▶ _PROBLEM REQUIREMENTS_:
Return the lines from the one containing "Patent image size: (1370, 995)." through the one containing "The electrode 1 is at (938, 497).", both included, reproduced without any change.
-- start PROVIDED RECORDS --
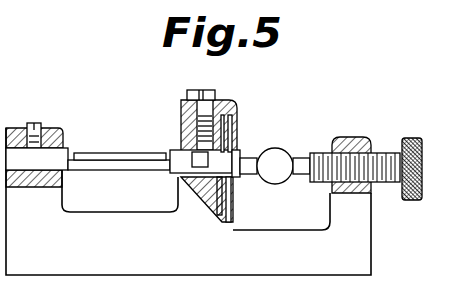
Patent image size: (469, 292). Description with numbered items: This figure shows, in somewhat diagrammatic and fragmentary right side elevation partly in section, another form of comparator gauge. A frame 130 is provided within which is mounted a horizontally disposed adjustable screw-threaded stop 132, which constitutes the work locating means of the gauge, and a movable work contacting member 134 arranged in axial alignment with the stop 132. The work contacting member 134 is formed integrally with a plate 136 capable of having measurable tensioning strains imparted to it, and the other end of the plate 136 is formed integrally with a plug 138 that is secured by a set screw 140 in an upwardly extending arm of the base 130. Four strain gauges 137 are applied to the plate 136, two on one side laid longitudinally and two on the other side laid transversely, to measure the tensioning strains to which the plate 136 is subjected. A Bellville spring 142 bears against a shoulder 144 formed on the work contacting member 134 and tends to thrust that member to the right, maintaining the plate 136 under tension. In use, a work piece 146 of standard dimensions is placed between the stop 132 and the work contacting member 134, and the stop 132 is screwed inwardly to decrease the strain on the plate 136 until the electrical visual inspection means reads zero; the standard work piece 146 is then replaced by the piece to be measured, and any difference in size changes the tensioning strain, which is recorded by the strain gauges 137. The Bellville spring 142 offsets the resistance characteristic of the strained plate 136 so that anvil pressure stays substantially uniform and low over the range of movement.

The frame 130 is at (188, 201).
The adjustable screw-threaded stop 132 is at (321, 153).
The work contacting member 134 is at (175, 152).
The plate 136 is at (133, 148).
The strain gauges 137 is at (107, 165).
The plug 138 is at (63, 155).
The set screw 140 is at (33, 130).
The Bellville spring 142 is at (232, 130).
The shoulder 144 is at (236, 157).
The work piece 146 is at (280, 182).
-- end PROVIDED RECORDS --
-- start PROVIDED RECORDS --
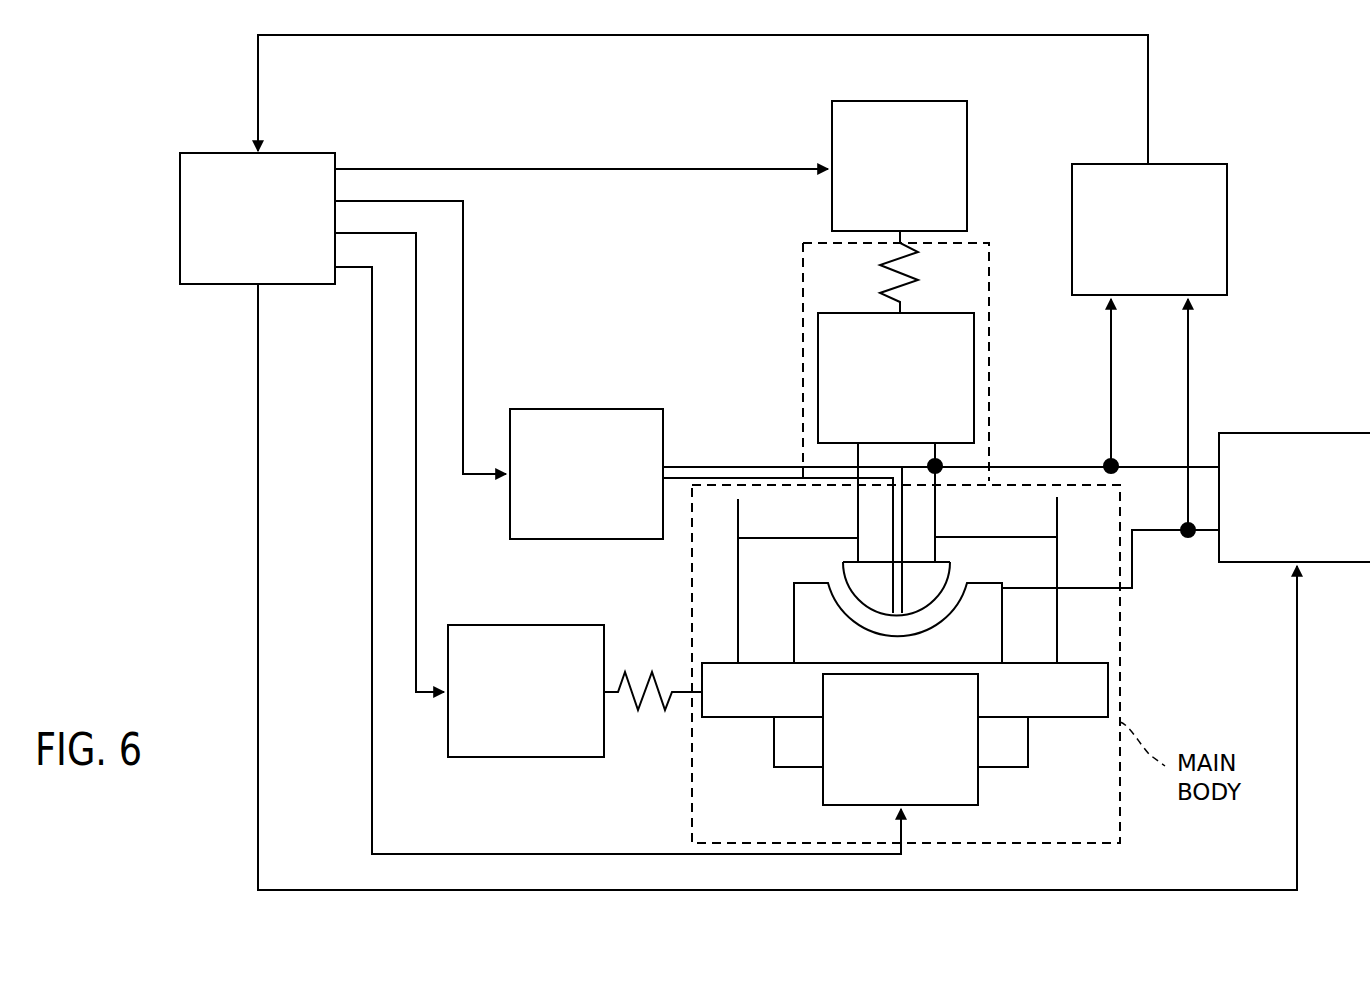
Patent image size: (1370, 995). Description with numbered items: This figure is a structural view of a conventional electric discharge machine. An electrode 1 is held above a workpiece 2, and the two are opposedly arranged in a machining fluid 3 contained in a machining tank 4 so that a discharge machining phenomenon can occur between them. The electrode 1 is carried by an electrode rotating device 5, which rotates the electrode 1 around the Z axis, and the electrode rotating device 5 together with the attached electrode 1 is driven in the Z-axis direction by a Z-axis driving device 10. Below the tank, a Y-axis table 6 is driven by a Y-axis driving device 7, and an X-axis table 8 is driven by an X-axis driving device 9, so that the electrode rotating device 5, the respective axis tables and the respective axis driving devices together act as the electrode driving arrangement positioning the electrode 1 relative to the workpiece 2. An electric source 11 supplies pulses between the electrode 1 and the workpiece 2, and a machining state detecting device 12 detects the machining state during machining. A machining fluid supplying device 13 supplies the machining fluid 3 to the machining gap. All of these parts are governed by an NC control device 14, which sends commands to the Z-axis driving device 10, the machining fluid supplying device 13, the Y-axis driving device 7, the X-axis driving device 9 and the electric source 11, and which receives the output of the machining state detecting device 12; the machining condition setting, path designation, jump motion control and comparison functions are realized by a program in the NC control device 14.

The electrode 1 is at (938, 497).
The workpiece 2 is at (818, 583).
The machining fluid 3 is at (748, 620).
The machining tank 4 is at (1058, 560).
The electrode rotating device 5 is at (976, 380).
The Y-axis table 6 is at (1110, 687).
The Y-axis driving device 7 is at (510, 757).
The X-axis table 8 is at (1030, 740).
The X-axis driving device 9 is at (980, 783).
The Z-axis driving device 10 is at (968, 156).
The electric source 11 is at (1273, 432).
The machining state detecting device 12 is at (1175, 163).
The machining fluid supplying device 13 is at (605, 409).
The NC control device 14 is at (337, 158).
-- end PROVIDED RECORDS --
▶ _FINISHED ANSWER_:
Patent image size: (1370, 995). Description with numbered items: This figure is a structural view of a conventional electric discharge machine. An electrode 1 is held above a workpiece 2, and the two are opposedly arranged in a machining fluid 3 contained in a machining tank 4 so that a discharge machining phenomenon can occur between them. The electrode 1 is carried by an electrode rotating device 5, which rotates the electrode 1 around the Z axis, and the electrode rotating device 5 together with the attached electrode 1 is driven in the Z-axis direction by a Z-axis driving device 10. Below the tank, a Y-axis table 6 is driven by a Y-axis driving device 7, and an X-axis table 8 is driven by an X-axis driving device 9, so that the electrode rotating device 5, the respective axis tables and the respective axis driving devices together act as the electrode driving arrangement positioning the electrode 1 relative to the workpiece 2. An electric source 11 supplies pulses between the electrode 1 and the workpiece 2, and a machining state detecting device 12 detects the machining state during machining. A machining fluid supplying device 13 supplies the machining fluid 3 to the machining gap. All of these parts are governed by an NC control device 14, which sends commands to the Z-axis driving device 10, the machining fluid supplying device 13, the Y-axis driving device 7, the X-axis driving device 9 and the electric source 11, and which receives the output of the machining state detecting device 12; the machining condition setting, path designation, jump motion control and comparison functions are realized by a program in the NC control device 14.

The electrode 1 is at (938, 497).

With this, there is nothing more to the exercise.